Assigned task
When the word "mieux" appears in a line of the data below, list that line.

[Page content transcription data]
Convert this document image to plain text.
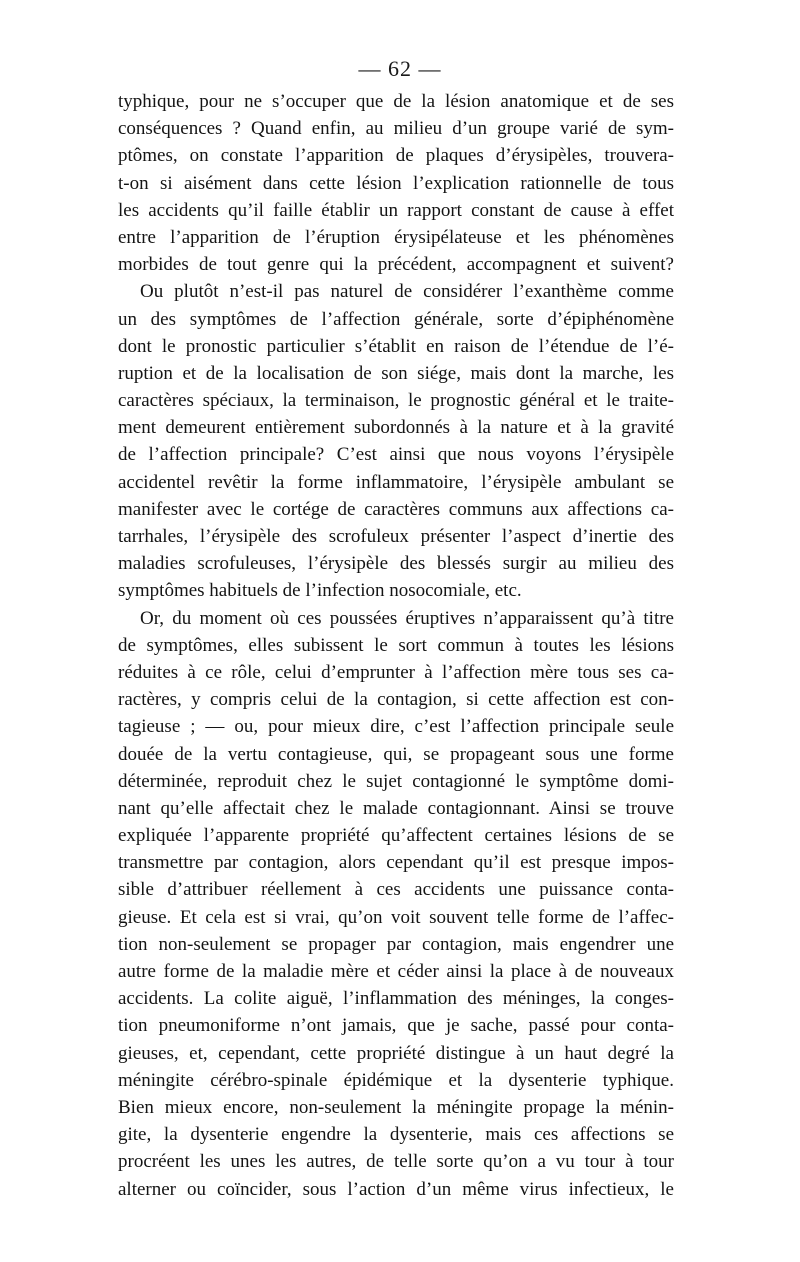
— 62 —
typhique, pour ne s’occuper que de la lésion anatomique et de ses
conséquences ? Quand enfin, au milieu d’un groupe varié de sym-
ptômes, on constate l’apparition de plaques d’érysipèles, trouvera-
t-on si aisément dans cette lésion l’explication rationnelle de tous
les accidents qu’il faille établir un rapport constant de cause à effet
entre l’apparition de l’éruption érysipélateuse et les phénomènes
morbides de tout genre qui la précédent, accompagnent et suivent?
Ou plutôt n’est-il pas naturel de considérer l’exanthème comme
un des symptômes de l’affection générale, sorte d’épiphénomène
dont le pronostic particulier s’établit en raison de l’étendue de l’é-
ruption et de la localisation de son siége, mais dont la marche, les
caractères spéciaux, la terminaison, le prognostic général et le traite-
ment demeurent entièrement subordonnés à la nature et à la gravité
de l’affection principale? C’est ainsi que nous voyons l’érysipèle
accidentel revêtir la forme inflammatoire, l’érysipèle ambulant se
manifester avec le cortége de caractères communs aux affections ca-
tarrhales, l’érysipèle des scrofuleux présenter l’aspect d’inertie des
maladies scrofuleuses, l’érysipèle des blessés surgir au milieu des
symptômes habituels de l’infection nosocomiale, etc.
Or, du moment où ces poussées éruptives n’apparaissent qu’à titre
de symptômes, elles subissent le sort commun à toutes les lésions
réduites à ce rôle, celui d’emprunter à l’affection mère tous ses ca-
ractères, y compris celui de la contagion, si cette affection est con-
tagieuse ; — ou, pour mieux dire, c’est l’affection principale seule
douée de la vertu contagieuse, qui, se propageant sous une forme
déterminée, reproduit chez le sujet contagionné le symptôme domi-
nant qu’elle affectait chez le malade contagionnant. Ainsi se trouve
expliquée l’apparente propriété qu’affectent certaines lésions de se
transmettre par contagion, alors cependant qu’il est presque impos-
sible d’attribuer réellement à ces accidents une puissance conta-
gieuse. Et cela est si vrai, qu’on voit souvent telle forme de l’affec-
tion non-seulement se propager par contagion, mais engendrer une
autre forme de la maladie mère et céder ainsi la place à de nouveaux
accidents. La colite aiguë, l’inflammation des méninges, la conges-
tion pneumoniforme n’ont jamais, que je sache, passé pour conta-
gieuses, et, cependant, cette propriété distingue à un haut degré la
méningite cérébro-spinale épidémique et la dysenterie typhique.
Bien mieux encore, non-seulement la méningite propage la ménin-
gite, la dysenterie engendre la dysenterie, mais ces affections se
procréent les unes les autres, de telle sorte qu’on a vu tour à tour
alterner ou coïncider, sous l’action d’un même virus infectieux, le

Answer box
tagieuse ; — ou, pour mieux dire, c’est l’affection principale seule
Bien mieux encore, non-seulement la méningite propage la ménin-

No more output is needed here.